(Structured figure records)
<<<<

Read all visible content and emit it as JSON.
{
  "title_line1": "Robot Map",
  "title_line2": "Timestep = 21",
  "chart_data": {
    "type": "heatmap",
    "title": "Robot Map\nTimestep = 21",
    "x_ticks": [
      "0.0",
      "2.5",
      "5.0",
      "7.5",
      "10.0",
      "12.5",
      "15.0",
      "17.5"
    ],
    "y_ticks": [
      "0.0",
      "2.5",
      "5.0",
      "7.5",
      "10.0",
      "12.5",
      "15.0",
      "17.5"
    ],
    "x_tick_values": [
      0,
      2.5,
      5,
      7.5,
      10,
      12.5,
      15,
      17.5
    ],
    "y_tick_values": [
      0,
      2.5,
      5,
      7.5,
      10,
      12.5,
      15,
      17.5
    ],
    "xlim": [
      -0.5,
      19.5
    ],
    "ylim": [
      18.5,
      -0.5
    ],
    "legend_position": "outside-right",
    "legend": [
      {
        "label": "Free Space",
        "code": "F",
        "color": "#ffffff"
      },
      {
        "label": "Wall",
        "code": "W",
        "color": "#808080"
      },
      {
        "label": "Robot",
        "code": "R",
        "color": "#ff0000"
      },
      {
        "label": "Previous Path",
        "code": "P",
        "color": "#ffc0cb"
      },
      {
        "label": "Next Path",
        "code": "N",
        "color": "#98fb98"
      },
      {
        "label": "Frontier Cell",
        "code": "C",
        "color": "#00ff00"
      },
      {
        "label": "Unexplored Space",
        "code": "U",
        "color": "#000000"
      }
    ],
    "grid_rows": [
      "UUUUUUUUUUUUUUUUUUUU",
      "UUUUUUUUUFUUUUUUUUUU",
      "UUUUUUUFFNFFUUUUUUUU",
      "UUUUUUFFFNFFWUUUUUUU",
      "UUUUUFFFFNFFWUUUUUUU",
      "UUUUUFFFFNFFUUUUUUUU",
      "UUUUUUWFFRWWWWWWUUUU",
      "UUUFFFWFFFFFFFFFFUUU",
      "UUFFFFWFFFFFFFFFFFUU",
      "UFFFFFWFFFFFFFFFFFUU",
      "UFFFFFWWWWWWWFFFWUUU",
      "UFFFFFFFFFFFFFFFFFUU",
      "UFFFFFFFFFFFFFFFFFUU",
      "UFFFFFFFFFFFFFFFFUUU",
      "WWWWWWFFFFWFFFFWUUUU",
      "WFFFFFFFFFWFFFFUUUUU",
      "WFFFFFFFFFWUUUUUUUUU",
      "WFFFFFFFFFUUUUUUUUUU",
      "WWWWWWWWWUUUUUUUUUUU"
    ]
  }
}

>>>>
<<<<

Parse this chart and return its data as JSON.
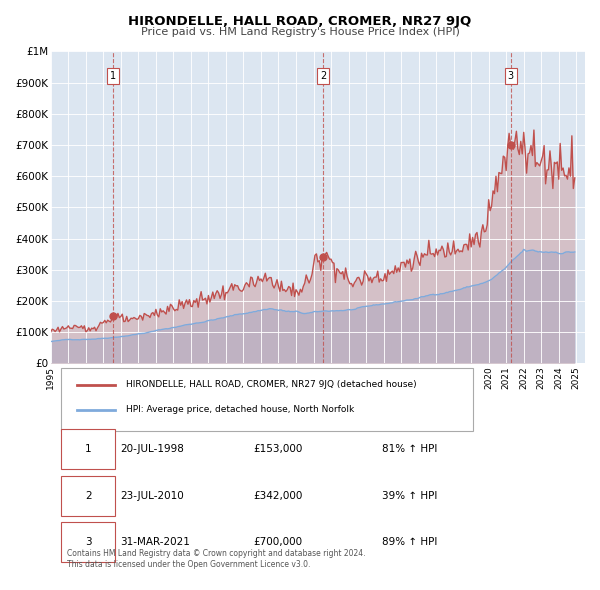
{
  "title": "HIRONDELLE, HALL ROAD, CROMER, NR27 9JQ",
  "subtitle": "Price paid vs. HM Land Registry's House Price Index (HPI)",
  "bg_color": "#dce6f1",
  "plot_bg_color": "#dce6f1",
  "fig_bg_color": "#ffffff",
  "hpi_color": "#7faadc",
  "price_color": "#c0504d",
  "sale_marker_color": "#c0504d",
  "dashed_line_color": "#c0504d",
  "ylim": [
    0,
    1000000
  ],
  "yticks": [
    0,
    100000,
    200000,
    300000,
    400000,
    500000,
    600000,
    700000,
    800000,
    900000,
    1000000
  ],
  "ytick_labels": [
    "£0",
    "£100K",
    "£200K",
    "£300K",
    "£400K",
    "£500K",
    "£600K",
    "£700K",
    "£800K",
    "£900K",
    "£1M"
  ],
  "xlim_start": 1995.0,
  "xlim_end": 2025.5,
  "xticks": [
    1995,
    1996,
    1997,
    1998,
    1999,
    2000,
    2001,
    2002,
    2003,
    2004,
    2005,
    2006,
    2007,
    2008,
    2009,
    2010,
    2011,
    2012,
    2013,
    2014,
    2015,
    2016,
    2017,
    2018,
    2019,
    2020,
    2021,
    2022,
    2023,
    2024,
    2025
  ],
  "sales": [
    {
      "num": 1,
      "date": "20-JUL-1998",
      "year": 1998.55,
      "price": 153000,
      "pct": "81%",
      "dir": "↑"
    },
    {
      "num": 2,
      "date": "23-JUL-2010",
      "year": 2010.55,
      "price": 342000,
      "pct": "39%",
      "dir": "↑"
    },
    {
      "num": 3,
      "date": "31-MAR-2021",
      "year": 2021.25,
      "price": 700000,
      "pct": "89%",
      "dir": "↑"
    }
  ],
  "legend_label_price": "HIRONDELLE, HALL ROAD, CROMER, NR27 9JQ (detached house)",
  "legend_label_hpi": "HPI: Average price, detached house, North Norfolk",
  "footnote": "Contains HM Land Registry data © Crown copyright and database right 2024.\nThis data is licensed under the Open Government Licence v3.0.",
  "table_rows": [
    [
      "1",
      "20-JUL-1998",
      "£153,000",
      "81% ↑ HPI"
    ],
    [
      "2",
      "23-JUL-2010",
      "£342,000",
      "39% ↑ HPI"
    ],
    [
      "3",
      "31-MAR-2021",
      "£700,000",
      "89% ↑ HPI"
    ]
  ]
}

>>>>

Direction —
Go through the records and show every line with the string "Robot" in it.

Written response —
  "title_line1": "Robot Map",
    "title": "Robot Map\nTimestep = 21",
        "label": "Robot",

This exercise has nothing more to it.